Given entries:
start

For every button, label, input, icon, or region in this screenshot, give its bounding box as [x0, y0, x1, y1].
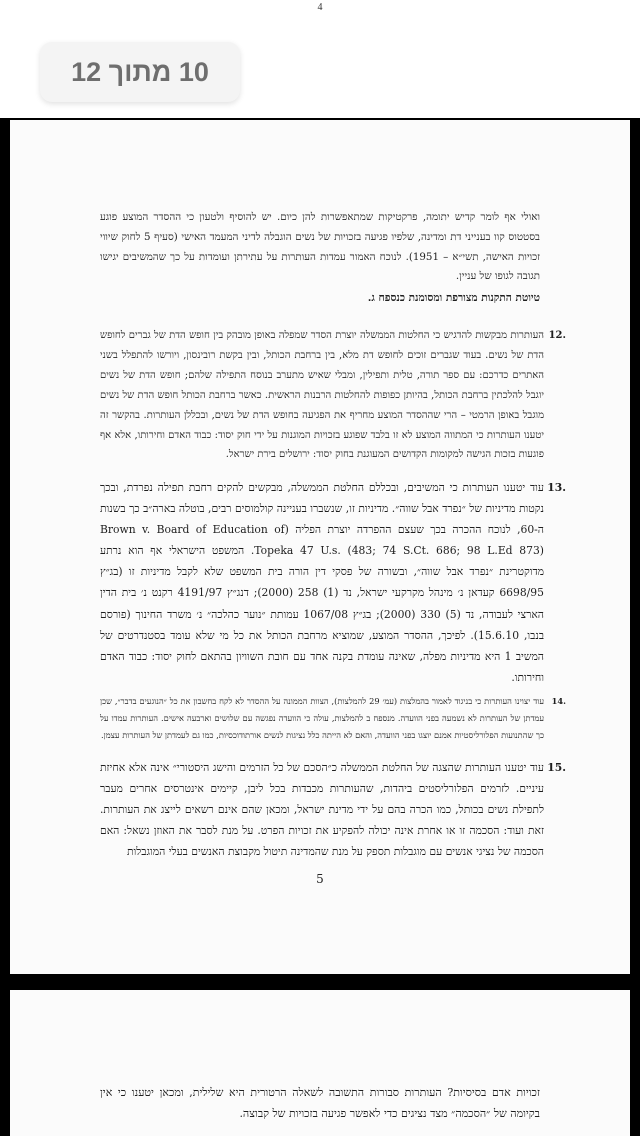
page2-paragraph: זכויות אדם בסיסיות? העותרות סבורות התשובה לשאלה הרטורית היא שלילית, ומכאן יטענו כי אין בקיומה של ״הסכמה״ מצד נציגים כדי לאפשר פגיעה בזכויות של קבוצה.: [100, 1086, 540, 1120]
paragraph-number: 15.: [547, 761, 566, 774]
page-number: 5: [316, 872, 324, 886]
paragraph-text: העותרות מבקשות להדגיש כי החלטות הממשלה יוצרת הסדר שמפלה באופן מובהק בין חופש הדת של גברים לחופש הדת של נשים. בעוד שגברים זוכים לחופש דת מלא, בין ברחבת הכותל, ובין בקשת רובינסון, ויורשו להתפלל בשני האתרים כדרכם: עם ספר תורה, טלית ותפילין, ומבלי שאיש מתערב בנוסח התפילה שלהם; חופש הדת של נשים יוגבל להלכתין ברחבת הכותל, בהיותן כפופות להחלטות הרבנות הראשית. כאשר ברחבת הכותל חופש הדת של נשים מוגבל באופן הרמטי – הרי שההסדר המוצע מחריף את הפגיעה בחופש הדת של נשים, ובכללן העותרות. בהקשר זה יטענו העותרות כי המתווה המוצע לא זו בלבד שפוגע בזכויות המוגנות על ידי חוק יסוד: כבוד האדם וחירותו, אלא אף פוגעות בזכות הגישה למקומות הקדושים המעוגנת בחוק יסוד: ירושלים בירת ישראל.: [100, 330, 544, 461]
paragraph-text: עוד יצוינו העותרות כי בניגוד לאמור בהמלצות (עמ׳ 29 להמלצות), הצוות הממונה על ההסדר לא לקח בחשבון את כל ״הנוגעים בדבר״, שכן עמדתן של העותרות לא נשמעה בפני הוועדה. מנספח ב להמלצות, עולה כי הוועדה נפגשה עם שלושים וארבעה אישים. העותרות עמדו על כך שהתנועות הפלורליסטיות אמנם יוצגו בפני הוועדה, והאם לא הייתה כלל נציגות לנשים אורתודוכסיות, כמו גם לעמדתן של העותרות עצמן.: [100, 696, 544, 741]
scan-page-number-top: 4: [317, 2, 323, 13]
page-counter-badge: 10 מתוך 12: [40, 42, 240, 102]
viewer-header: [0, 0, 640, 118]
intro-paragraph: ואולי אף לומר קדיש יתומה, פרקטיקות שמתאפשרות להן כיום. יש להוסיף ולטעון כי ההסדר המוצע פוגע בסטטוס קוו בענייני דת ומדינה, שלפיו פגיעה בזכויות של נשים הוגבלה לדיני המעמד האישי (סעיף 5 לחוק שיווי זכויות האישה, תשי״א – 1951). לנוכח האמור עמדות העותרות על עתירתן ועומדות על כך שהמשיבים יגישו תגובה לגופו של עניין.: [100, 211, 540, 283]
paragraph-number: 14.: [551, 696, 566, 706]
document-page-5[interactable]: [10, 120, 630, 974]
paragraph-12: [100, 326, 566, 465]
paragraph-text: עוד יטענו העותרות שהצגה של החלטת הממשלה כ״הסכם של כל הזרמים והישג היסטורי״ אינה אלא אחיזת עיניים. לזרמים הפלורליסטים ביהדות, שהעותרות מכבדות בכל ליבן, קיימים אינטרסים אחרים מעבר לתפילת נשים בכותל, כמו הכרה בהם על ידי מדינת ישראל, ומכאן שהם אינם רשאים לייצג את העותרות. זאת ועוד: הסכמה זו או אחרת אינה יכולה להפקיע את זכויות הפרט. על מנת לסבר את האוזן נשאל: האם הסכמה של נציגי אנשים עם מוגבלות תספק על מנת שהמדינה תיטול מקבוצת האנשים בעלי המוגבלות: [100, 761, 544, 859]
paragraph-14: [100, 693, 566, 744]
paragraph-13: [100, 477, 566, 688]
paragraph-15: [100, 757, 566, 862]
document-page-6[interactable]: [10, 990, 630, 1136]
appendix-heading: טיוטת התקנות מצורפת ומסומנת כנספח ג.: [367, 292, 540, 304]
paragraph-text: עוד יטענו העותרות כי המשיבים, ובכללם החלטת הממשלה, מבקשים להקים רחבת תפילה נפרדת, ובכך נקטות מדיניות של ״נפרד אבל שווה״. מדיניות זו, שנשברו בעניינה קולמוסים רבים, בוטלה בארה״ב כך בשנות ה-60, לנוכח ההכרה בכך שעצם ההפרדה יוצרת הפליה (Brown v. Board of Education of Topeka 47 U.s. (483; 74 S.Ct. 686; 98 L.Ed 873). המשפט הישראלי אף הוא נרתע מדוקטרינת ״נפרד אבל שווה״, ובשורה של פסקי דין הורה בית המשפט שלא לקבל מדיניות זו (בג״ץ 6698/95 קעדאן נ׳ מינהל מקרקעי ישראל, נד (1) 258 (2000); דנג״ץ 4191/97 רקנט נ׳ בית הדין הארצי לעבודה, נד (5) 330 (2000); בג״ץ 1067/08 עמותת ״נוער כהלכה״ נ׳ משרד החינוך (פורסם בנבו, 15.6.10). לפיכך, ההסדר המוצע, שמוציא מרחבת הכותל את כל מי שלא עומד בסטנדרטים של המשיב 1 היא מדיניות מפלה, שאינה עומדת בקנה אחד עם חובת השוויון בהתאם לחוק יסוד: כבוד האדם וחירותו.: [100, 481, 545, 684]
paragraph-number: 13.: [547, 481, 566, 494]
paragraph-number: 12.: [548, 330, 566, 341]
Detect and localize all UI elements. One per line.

end

Exercise instructions: Could you copy all of the lines above exactly as they are, leaving out the pictures?

Answer to this task:
For every button, label, input, icon, or region in this screenshot, give its bounding box as [x0, y0, x1, y1].
page2-paragraph: זכויות אדם בסיסיות? העותרות סבורות התשובה לשאלה הרטורית היא שלילית, ומכאן יטענו כי אין בקיומה של ״הסכמה״ מצד נציגים כדי לאפשר פגיעה בזכויות של קבוצה.: [100, 1086, 540, 1120]
paragraph-number: 15.: [547, 761, 566, 774]
page-number: 5: [316, 872, 324, 886]
paragraph-text: העותרות מבקשות להדגיש כי החלטות הממשלה יוצרת הסדר שמפלה באופן מובהק בין חופש הדת של גברים לחופש הדת של נשים. בעוד שגברים זוכים לחופש דת מלא, בין ברחבת הכותל, ובין בקשת רובינסון, ויורשו להתפלל בשני האתרים כדרכם: עם ספר תורה, טלית ותפילין, ומבלי שאיש מתערב בנוסח התפילה שלהם; חופש הדת של נשים יוגבל להלכתין ברחבת הכותל, בהיותן כפופות להחלטות הרבנות הראשית. כאשר ברחבת הכותל חופש הדת של נשים מוגבל באופן הרמטי – הרי שההסדר המוצע מחריף את הפגיעה בחופש הדת של נשים, ובכללן העותרות. בהקשר זה יטענו העותרות כי המתווה המוצע לא זו בלבד שפוגע בזכויות המוגנות על ידי חוק יסוד: כבוד האדם וחירותו, אלא אף פוגעות בזכות הגישה למקומות הקדושים המעוגנת בחוק יסוד: ירושלים בירת ישראל.: [100, 330, 544, 461]
paragraph-text: עוד יצוינו העותרות כי בניגוד לאמור בהמלצות (עמ׳ 29 להמלצות), הצוות הממונה על ההסדר לא לקח בחשבון את כל ״הנוגעים בדבר״, שכן עמדתן של העותרות לא נשמעה בפני הוועדה. מנספח ב להמלצות, עולה כי הוועדה נפגשה עם שלושים וארבעה אישים. העותרות עמדו על כך שהתנועות הפלורליסטיות אמנם יוצגו בפני הוועדה, והאם לא הייתה כלל נציגות לנשים אורתודוכסיות, כמו גם לעמדתן של העותרות עצמן.: [100, 696, 544, 741]
scan-page-number-top: 4: [317, 2, 323, 13]
page-counter-badge: 10 מתוך 12: [40, 42, 240, 102]
viewer-header: [0, 0, 640, 118]
intro-paragraph: ואולי אף לומר קדיש יתומה, פרקטיקות שמתאפשרות להן כיום. יש להוסיף ולטעון כי ההסדר המוצע פוגע בסטטוס קוו בענייני דת ומדינה, שלפיו פגיעה בזכויות של נשים הוגבלה לדיני המעמד האישי (סעיף 5 לחוק שיווי זכויות האישה, תשי״א – 1951). לנוכח האמור עמדות העותרות על עתירתן ועומדות על כך שהמשיבים יגישו תגובה לגופו של עניין.: [100, 211, 540, 283]
paragraph-number: 14.: [551, 696, 566, 706]
document-page-5[interactable]: [10, 120, 630, 974]
paragraph-12: [100, 326, 566, 465]
paragraph-text: עוד יטענו העותרות שהצגה של החלטת הממשלה כ״הסכם של כל הזרמים והישג היסטורי״ אינה אלא אחיזת עיניים. לזרמים הפלורליסטים ביהדות, שהעותרות מכבדות בכל ליבן, קיימים אינטרסים אחרים מעבר לתפילת נשים בכותל, כמו הכרה בהם על ידי מדינת ישראל, ומכאן שהם אינם רשאים לייצג את העותרות. זאת ועוד: הסכמה זו או אחרת אינה יכולה להפקיע את זכויות הפרט. על מנת לסבר את האוזן נשאל: האם הסכמה של נציגי אנשים עם מוגבלות תספק על מנת שהמדינה תיטול מקבוצת האנשים בעלי המוגבלות: [100, 761, 544, 859]
paragraph-14: [100, 693, 566, 744]
paragraph-13: [100, 477, 566, 688]
paragraph-15: [100, 757, 566, 862]
document-page-6[interactable]: [10, 990, 630, 1136]
appendix-heading: טיוטת התקנות מצורפת ומסומנת כנספח ג.: [367, 292, 540, 304]
paragraph-text: עוד יטענו העותרות כי המשיבים, ובכללם החלטת הממשלה, מבקשים להקים רחבת תפילה נפרדת, ובכך נקטות מדיניות של ״נפרד אבל שווה״. מדיניות זו, שנשברו בעניינה קולמוסים רבים, בוטלה בארה״ב כך בשנות ה-60, לנוכח ההכרה בכך שעצם ההפרדה יוצרת הפליה (Brown v. Board of Education of Topeka 47 U.s. (483; 74 S.Ct. 686; 98 L.Ed 873). המשפט הישראלי אף הוא נרתע מדוקטרינת ״נפרד אבל שווה״, ובשורה של פסקי דין הורה בית המשפט שלא לקבל מדיניות זו (בג״ץ 6698/95 קעדאן נ׳ מינהל מקרקעי ישראל, נד (1) 258 (2000); דנג״ץ 4191/97 רקנט נ׳ בית הדין הארצי לעבודה, נד (5) 330 (2000); בג״ץ 1067/08 עמותת ״נוער כהלכה״ נ׳ משרד החינוך (פורסם בנבו, 15.6.10). לפיכך, ההסדר המוצע, שמוציא מרחבת הכותל את כל מי שלא עומד בסטנדרטים של המשיב 1 היא מדיניות מפלה, שאינה עומדת בקנה אחד עם חובת השוויון בהתאם לחוק יסוד: כבוד האדם וחירותו.: [100, 481, 545, 684]
paragraph-number: 13.: [547, 481, 566, 494]
paragraph-number: 12.: [548, 330, 566, 341]
Detect and localize all UI elements. One per line.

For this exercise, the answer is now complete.